- Record extracts
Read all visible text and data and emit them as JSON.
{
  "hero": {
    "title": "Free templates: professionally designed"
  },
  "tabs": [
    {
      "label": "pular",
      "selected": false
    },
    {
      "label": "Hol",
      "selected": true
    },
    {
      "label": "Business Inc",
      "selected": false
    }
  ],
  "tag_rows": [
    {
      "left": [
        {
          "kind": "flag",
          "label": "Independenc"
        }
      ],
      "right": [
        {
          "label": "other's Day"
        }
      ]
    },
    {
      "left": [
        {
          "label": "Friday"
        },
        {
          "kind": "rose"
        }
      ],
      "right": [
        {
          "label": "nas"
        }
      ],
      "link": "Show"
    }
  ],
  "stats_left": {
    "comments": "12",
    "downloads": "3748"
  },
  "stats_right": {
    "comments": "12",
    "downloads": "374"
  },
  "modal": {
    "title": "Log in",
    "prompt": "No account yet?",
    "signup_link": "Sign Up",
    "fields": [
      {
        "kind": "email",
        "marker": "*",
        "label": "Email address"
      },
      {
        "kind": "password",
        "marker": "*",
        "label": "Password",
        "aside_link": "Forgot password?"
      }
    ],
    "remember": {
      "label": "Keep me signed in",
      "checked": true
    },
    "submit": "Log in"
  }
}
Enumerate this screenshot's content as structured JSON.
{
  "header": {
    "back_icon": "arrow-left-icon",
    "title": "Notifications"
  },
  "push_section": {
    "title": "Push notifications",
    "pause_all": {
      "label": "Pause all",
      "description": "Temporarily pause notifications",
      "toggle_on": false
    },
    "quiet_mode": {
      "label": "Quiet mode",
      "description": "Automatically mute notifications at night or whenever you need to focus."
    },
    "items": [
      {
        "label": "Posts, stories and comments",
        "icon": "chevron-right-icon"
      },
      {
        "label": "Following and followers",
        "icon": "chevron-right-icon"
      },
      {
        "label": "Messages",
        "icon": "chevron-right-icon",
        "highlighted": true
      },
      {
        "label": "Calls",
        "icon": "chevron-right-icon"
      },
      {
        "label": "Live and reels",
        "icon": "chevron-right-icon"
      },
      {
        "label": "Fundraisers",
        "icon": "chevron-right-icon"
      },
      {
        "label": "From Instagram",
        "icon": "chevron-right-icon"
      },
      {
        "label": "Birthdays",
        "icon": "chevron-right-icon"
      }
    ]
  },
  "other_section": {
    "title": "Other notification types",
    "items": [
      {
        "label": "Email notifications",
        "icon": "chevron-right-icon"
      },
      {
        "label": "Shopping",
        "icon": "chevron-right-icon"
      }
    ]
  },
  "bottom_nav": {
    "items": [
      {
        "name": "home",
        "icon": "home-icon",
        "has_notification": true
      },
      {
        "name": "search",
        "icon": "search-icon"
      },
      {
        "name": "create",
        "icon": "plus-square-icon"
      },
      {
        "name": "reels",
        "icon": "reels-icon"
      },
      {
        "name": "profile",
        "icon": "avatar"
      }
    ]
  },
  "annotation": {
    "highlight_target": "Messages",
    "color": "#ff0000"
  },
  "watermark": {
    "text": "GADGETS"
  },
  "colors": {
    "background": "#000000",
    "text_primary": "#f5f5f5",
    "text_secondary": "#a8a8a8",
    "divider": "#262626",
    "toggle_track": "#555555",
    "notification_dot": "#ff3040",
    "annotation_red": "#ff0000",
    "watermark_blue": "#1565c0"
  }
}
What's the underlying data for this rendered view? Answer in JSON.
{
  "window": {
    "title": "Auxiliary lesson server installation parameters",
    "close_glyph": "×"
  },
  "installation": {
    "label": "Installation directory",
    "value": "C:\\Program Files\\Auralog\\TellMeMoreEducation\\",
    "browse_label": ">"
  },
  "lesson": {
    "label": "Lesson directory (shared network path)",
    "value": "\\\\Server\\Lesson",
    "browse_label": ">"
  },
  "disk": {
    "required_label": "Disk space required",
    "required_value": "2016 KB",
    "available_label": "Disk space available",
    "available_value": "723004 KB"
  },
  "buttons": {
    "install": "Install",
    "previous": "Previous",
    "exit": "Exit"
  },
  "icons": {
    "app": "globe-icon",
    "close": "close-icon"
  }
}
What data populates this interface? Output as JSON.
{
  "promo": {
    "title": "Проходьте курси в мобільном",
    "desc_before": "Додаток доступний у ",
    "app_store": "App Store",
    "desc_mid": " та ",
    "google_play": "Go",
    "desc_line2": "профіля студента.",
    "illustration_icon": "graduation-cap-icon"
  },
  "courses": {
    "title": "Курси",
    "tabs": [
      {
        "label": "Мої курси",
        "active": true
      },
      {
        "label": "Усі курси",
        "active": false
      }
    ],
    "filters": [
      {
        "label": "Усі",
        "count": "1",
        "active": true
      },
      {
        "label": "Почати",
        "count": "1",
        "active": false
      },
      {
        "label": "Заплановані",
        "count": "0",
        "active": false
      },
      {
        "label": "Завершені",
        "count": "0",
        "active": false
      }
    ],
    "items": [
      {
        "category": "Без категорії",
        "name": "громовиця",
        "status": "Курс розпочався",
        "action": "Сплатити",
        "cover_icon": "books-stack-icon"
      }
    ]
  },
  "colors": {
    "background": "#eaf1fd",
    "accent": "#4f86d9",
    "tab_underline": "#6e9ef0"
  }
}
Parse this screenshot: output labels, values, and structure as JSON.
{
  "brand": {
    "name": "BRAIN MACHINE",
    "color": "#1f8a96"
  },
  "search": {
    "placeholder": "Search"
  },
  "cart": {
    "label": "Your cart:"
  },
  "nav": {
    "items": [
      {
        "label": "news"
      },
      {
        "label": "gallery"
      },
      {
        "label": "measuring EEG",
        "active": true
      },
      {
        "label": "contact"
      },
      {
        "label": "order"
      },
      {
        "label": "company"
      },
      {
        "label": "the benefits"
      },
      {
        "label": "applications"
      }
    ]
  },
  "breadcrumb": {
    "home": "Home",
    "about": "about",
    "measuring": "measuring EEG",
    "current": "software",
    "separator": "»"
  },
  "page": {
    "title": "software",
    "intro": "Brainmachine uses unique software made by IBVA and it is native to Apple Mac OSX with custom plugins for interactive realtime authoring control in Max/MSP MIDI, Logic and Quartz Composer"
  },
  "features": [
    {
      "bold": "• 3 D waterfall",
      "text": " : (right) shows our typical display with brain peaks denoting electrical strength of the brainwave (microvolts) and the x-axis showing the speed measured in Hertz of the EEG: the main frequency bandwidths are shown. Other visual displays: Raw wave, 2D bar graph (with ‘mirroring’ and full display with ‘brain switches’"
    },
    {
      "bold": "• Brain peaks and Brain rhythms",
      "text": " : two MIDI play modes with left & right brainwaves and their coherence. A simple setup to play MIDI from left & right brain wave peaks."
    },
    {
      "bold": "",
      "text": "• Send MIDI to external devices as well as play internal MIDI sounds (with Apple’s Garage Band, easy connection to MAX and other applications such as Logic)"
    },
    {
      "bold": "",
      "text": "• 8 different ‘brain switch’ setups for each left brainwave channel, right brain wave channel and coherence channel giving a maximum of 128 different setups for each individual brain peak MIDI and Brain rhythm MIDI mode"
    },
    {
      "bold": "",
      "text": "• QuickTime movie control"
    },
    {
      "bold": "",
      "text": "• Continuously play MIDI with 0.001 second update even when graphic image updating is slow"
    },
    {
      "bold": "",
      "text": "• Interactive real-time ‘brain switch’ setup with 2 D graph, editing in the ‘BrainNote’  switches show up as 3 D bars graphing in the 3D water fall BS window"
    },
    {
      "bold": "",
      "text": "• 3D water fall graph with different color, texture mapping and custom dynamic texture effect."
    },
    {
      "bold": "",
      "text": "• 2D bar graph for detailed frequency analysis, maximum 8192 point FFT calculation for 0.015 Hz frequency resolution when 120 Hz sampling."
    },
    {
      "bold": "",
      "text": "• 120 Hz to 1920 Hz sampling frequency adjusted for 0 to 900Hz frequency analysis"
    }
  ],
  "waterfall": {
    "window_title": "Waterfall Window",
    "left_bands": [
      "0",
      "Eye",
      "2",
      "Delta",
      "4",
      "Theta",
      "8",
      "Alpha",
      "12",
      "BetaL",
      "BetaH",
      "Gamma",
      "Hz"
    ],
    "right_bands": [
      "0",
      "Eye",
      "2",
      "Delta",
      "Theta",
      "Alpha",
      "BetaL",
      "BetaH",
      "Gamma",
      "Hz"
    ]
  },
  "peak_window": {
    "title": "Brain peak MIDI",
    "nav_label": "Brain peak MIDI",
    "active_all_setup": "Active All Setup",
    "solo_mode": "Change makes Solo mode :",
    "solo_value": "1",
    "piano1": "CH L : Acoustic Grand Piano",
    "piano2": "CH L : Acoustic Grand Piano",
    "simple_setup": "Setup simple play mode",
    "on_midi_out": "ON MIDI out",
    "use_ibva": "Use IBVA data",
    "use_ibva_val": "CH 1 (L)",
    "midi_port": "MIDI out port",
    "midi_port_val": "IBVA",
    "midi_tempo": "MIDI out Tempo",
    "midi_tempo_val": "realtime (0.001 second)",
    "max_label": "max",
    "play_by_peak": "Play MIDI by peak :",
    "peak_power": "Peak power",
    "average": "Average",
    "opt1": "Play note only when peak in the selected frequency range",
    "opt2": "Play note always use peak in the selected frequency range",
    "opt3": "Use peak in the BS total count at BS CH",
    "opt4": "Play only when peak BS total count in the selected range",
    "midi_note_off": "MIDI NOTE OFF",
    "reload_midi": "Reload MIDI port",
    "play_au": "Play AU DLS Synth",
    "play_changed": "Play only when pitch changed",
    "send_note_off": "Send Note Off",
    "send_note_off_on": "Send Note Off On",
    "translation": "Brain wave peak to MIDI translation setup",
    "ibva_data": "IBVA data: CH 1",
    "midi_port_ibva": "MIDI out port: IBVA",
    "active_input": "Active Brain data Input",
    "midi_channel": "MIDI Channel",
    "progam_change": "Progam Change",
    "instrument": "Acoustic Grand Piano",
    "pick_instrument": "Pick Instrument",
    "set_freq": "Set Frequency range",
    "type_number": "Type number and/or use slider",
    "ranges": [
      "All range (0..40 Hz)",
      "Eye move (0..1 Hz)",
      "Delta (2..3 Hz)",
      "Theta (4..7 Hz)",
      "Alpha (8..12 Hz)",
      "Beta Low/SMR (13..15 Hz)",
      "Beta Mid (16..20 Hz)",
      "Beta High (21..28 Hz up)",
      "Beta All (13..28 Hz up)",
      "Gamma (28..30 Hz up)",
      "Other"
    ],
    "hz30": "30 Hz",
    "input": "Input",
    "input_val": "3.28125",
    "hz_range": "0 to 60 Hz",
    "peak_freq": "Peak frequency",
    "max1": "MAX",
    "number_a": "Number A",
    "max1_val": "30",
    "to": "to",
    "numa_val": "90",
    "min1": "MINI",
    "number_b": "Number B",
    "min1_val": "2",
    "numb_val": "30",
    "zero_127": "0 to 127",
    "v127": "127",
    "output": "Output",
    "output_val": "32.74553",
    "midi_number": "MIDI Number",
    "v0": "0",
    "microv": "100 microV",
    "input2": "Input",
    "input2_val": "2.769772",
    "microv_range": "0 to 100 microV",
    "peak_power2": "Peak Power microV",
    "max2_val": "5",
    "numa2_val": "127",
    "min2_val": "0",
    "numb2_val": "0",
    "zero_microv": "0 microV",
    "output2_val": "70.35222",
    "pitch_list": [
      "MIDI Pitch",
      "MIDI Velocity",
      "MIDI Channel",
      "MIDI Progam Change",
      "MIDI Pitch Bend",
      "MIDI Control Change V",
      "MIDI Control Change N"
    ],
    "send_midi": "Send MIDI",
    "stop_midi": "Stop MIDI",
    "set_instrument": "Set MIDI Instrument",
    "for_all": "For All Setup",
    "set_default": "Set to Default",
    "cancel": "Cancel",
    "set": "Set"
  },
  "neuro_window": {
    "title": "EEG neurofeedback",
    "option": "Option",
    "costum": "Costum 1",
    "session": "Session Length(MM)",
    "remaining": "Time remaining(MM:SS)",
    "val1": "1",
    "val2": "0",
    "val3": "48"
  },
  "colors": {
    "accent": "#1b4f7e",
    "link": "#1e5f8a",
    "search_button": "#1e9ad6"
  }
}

- Given problem
Copy each line of the listing that includes "space".

- Output of the exercise
    "required_label": "Disk space required",
    "available_label": "Disk space available",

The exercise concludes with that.